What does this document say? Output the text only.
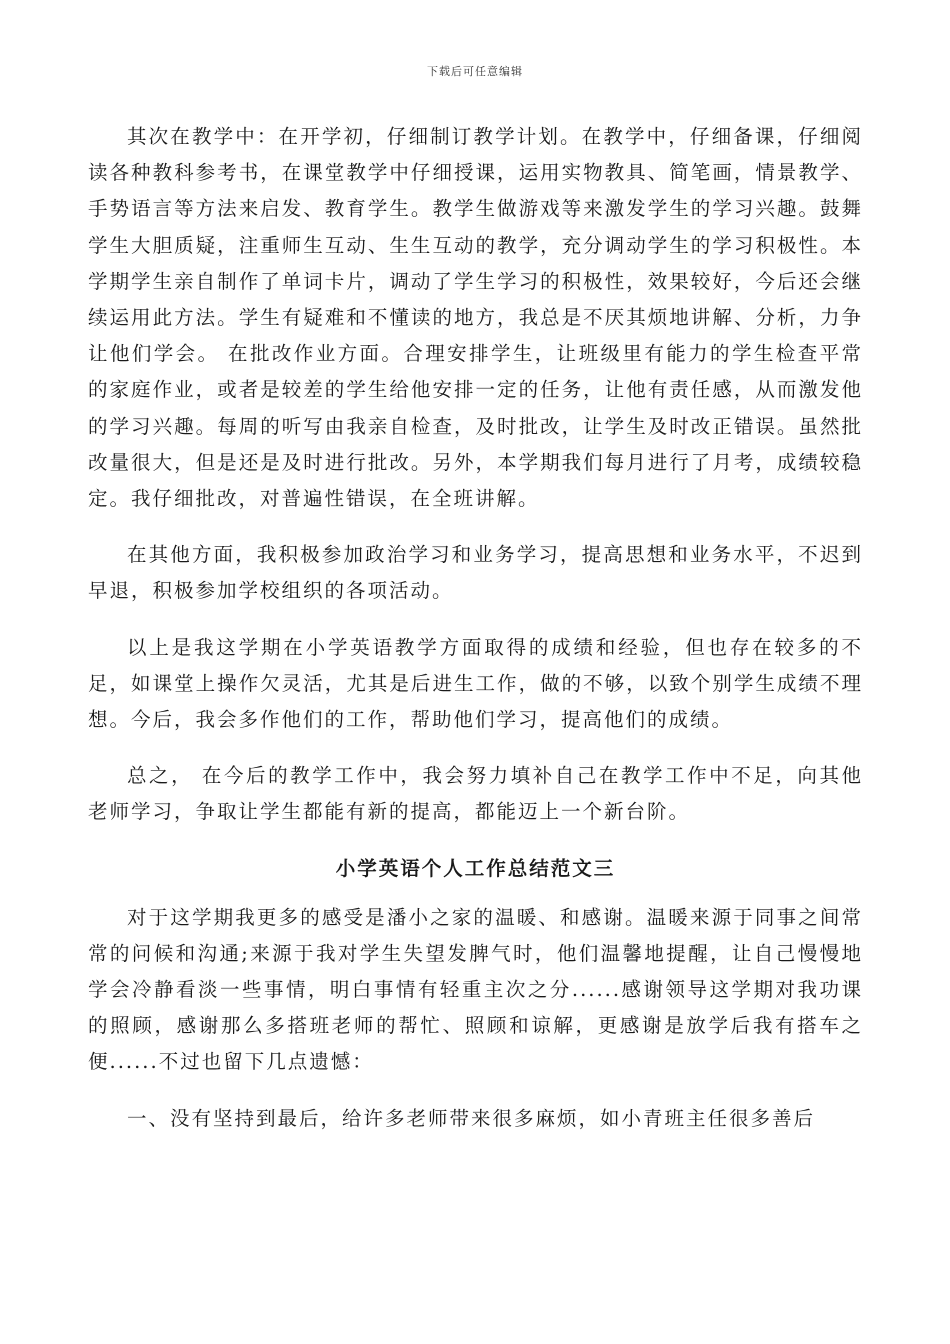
下载后可任意编辑

其次在教学中：在开学初，仔细制订教学计划。在教学中，仔细备课，仔细阅读各种教科参考书，在课堂教学中仔细授课，运用实物教具、简笔画，情景教学、手势语言等方法来启发、教育学生。教学生做游戏等来激发学生的学习兴趣。鼓舞学生大胆质疑，注重师生互动、生生互动的教学，充分调动学生的学习积极性。本学期学生亲自制作了单词卡片，调动了学生学习的积极性，效果较好，今后还会继续运用此方法。学生有疑难和不懂读的地方，我总是不厌其烦地讲解、分析，力争让他们学会。 在批改作业方面。合理安排学生，让班级里有能力的学生检查平常的家庭作业，或者是较差的学生给他安排一定的任务，让他有责任感，从而激发他的学习兴趣。每周的听写由我亲自检查，及时批改，让学生及时改正错误。虽然批改量很大，但是还是及时进行批改。另外，本学期我们每月进行了月考，成绩较稳定。我仔细批改，对普遍性错误，在全班讲解。

在其他方面，我积极参加政治学习和业务学习，提高思想和业务水平，不迟到早退，积极参加学校组织的各项活动。

以上是我这学期在小学英语教学方面取得的成绩和经验，但也存在较多的不足，如课堂上操作欠灵活，尤其是后进生工作，做的不够，以致个别学生成绩不理想。今后，我会多作他们的工作，帮助他们学习，提高他们的成绩。

总之， 在今后的教学工作中，我会努力填补自己在教学工作中不足，向其他老师学习，争取让学生都能有新的提高，都能迈上一个新台阶。

小学英语个人工作总结范文三

对于这学期我更多的感受是潘小之家的温暖、和感谢。温暖来源于同事之间常常的问候和沟通;来源于我对学生失望发脾气时，他们温馨地提醒，让自己慢慢地学会冷静看淡一些事情，明白事情有轻重主次之分......感谢领导这学期对我功课的照顾，感谢那么多搭班老师的帮忙、照顾和谅解，更感谢是放学后我有搭车之便......不过也留下几点遗憾：

一、没有坚持到最后，给许多老师带来很多麻烦，如小青班主任很多善后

- [THE PROBLEM]:
Exactly reproduce each record, leaving out any pictures.

- [RESPONSE]:
What does this document say? Output the text only.
下载后可任意编辑

其次在教学中：在开学初，仔细制订教学计划。在教学中，仔细备课，仔细阅读各种教科参考书，在课堂教学中仔细授课，运用实物教具、简笔画，情景教学、手势语言等方法来启发、教育学生。教学生做游戏等来激发学生的学习兴趣。鼓舞学生大胆质疑，注重师生互动、生生互动的教学，充分调动学生的学习积极性。本学期学生亲自制作了单词卡片，调动了学生学习的积极性，效果较好，今后还会继续运用此方法。学生有疑难和不懂读的地方，我总是不厌其烦地讲解、分析，力争让他们学会。 在批改作业方面。合理安排学生，让班级里有能力的学生检查平常的家庭作业，或者是较差的学生给他安排一定的任务，让他有责任感，从而激发他的学习兴趣。每周的听写由我亲自检查，及时批改，让学生及时改正错误。虽然批改量很大，但是还是及时进行批改。另外，本学期我们每月进行了月考，成绩较稳定。我仔细批改，对普遍性错误，在全班讲解。

在其他方面，我积极参加政治学习和业务学习，提高思想和业务水平，不迟到早退，积极参加学校组织的各项活动。

以上是我这学期在小学英语教学方面取得的成绩和经验，但也存在较多的不足，如课堂上操作欠灵活，尤其是后进生工作，做的不够，以致个别学生成绩不理想。今后，我会多作他们的工作，帮助他们学习，提高他们的成绩。

总之， 在今后的教学工作中，我会努力填补自己在教学工作中不足，向其他老师学习，争取让学生都能有新的提高，都能迈上一个新台阶。

小学英语个人工作总结范文三

对于这学期我更多的感受是潘小之家的温暖、和感谢。温暖来源于同事之间常常的问候和沟通;来源于我对学生失望发脾气时，他们温馨地提醒，让自己慢慢地学会冷静看淡一些事情，明白事情有轻重主次之分......感谢领导这学期对我功课的照顾，感谢那么多搭班老师的帮忙、照顾和谅解，更感谢是放学后我有搭车之便......不过也留下几点遗憾：

一、没有坚持到最后，给许多老师带来很多麻烦，如小青班主任很多善后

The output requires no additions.